- Listed records:
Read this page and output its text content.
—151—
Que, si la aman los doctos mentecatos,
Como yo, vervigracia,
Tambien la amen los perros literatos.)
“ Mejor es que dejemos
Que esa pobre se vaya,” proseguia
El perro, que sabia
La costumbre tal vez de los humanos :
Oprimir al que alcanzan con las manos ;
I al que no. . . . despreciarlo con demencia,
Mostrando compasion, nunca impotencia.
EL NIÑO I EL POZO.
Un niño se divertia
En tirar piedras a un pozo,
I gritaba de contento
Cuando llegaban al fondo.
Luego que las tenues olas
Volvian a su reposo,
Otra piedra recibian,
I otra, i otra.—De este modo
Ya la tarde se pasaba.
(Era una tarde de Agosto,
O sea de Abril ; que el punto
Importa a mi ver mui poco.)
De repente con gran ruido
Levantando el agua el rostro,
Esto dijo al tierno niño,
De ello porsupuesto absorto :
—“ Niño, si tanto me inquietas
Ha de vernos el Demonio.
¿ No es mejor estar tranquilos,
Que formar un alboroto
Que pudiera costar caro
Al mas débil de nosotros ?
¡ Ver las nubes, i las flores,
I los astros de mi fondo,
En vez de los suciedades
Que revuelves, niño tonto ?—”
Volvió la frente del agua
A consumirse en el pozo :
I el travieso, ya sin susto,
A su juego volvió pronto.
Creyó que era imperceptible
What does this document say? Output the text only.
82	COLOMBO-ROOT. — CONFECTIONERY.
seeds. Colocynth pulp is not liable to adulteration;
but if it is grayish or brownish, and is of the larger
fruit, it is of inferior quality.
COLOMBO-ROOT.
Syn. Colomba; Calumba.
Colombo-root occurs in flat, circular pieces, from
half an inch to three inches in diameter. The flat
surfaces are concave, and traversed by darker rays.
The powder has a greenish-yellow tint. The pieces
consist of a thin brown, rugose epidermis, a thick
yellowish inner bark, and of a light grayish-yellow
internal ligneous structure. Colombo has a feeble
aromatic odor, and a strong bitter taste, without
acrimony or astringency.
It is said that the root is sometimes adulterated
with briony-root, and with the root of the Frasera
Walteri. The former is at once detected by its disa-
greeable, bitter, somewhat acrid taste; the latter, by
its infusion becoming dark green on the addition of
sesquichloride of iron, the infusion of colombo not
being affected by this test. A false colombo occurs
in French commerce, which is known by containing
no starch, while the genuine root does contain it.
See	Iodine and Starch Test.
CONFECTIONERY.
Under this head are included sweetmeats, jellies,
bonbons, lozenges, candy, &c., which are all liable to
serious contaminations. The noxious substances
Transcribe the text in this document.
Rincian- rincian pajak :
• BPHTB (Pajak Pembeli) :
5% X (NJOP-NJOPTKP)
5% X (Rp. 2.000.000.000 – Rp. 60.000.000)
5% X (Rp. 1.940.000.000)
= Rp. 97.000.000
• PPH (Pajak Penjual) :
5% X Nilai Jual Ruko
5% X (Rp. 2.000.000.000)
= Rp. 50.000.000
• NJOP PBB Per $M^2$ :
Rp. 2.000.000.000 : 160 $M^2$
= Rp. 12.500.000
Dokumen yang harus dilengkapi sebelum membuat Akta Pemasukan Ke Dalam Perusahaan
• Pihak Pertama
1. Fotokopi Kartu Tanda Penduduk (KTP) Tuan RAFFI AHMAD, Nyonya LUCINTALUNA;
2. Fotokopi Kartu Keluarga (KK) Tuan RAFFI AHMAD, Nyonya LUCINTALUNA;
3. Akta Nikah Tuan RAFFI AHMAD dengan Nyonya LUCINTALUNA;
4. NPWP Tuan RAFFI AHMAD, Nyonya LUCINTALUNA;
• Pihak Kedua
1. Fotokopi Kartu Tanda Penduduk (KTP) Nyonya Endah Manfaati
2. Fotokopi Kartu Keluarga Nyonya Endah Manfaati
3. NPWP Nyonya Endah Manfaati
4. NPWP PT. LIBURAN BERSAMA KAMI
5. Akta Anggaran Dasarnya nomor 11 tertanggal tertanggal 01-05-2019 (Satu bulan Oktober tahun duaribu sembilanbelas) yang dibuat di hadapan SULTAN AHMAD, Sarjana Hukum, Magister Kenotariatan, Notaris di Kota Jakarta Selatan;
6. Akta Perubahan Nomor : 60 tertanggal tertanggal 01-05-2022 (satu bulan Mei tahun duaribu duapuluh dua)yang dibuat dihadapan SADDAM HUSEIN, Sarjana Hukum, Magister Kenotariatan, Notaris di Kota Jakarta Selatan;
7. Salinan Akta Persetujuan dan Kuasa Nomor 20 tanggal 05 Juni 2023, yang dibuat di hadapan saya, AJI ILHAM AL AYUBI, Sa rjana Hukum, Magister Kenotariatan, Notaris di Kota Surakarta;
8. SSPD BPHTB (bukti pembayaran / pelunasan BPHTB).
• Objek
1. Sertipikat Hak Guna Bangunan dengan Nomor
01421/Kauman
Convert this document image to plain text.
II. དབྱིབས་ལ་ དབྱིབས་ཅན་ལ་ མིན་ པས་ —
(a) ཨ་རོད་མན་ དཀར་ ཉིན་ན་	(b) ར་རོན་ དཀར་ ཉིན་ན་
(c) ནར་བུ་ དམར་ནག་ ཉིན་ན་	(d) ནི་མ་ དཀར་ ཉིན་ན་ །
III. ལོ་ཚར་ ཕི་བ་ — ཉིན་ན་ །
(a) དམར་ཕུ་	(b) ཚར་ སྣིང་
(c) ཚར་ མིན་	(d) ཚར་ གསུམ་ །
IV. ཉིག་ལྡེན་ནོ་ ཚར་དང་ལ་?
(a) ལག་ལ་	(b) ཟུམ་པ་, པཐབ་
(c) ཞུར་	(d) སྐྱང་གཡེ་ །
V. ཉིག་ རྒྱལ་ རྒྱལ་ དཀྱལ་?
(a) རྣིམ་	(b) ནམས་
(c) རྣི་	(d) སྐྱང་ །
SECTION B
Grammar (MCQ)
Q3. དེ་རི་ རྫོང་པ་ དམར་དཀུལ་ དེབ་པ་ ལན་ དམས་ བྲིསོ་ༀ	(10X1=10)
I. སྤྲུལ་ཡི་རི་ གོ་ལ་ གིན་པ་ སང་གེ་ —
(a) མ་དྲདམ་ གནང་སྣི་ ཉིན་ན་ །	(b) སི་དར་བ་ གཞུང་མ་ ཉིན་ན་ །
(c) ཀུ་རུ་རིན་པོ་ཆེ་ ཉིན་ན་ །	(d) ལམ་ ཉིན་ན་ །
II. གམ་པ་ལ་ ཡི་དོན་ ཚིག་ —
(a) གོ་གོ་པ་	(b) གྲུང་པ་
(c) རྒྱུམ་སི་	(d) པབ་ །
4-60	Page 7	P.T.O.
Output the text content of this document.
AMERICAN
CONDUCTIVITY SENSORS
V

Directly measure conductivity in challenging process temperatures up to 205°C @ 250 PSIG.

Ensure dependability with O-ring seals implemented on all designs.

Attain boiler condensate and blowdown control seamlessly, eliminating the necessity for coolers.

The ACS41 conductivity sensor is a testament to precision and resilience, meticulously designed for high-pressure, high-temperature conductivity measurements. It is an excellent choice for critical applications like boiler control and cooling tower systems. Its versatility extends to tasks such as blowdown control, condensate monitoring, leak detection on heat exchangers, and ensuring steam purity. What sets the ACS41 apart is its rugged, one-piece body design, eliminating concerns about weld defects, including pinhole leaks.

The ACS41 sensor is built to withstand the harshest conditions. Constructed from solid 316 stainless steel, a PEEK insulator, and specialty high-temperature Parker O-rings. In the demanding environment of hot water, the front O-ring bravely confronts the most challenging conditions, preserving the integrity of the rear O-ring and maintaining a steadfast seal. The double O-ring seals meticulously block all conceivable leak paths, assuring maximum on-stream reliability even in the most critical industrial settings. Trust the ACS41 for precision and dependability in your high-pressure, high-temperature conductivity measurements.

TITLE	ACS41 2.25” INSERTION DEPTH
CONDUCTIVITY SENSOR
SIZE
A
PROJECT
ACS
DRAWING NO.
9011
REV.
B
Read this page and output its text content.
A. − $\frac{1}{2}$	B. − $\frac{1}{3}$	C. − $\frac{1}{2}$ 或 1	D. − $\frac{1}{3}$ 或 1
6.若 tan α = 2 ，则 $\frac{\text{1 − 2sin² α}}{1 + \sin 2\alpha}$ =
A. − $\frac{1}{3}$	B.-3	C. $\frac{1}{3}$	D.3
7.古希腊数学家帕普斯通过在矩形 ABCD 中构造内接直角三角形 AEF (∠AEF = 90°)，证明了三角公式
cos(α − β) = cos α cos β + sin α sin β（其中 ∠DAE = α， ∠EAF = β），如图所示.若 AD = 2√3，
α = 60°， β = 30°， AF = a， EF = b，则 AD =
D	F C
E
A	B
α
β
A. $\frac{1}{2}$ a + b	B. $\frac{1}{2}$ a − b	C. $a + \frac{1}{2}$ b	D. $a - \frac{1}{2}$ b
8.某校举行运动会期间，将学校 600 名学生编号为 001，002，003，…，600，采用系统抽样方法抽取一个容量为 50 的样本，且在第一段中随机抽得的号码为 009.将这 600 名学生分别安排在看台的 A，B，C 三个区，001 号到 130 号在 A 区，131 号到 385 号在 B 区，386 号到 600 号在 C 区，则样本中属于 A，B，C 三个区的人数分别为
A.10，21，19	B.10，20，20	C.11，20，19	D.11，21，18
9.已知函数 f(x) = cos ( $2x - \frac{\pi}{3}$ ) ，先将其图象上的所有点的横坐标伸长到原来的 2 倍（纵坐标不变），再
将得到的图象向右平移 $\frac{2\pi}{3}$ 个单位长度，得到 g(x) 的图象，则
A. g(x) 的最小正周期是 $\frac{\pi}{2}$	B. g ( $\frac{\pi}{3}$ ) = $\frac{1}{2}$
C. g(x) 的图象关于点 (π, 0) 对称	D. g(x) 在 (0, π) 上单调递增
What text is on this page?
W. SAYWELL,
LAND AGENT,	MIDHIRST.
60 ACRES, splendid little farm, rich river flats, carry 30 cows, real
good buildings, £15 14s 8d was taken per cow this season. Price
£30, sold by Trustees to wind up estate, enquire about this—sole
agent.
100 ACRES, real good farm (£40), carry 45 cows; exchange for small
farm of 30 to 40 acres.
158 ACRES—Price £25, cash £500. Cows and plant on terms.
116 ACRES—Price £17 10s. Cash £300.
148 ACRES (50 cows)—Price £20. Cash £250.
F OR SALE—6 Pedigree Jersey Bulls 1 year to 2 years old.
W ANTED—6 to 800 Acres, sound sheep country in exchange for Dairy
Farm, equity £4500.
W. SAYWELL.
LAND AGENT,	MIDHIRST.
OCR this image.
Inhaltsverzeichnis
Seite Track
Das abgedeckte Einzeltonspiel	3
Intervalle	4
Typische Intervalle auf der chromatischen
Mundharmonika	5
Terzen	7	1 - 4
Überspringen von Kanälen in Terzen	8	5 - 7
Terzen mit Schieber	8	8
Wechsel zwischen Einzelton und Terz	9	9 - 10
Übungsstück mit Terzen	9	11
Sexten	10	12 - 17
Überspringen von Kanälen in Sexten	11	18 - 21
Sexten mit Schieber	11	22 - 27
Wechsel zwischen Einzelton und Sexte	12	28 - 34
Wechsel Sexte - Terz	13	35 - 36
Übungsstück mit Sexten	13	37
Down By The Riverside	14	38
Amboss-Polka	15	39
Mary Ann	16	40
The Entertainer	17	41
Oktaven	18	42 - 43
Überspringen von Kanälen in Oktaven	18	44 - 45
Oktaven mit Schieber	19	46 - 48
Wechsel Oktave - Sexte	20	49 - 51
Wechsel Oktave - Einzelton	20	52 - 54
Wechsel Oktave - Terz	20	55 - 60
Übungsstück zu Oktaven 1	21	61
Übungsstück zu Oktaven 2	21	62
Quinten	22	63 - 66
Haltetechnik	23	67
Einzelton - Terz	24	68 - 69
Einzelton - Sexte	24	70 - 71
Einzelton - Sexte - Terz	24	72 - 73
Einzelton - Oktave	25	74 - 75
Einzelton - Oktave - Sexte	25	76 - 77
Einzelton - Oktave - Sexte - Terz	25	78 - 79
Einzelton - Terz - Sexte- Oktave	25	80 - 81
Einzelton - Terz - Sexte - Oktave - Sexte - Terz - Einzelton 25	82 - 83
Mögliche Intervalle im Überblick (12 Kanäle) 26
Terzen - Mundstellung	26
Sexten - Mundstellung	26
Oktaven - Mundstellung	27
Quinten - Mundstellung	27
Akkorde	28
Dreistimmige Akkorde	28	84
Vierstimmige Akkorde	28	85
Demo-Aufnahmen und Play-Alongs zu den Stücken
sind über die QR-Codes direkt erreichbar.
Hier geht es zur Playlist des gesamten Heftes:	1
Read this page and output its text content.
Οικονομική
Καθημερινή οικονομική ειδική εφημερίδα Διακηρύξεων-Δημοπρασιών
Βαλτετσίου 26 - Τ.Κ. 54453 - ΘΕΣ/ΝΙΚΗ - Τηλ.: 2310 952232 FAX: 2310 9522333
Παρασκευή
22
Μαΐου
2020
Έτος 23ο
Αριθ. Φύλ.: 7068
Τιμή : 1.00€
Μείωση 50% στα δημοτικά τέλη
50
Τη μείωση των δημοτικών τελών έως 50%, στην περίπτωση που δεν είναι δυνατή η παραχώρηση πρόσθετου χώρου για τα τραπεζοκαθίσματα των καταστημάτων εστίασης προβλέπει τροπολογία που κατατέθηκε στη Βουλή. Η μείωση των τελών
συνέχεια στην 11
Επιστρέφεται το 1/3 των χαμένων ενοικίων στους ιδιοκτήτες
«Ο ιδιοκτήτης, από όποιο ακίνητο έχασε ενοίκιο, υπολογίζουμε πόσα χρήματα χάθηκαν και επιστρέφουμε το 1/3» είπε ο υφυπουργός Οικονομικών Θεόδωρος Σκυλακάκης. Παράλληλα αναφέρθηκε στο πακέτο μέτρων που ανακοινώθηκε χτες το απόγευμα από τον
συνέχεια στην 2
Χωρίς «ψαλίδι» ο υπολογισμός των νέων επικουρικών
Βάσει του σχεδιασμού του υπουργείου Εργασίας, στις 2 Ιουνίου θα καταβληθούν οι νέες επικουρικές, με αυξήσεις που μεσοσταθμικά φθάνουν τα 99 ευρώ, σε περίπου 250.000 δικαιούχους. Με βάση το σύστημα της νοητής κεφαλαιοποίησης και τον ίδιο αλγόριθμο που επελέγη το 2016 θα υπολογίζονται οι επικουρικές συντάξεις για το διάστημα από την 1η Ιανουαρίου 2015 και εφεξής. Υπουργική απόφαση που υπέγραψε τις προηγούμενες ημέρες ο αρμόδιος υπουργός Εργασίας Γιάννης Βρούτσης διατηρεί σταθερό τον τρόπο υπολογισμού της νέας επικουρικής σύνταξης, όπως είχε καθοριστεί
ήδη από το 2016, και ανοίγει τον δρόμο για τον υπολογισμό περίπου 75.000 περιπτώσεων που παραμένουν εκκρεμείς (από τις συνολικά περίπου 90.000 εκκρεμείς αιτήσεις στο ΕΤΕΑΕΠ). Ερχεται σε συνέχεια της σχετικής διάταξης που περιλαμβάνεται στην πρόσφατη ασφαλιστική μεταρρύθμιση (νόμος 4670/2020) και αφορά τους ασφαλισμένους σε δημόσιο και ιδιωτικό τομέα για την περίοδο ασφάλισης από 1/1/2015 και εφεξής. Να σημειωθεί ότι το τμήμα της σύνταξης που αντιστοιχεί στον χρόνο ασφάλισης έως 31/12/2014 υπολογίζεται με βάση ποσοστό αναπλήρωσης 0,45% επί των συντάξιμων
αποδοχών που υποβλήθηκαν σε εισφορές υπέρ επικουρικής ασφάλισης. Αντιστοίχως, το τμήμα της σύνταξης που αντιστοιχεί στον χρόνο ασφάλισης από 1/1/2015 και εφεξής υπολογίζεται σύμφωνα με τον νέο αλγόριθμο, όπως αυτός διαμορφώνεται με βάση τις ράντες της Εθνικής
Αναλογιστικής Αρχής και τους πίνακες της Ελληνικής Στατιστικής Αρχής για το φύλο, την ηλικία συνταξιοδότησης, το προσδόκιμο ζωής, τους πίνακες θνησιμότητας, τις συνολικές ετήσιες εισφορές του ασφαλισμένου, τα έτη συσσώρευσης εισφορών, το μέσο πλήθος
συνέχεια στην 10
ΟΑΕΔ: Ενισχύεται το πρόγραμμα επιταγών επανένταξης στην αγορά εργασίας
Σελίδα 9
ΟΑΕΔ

- Aim of the exercise: Identify and copy the lines holding the word "Akkorde".

- Result of this exercise:
Akkorde	28
Dreistimmige Akkorde	28	84
Vierstimmige Akkorde	28	85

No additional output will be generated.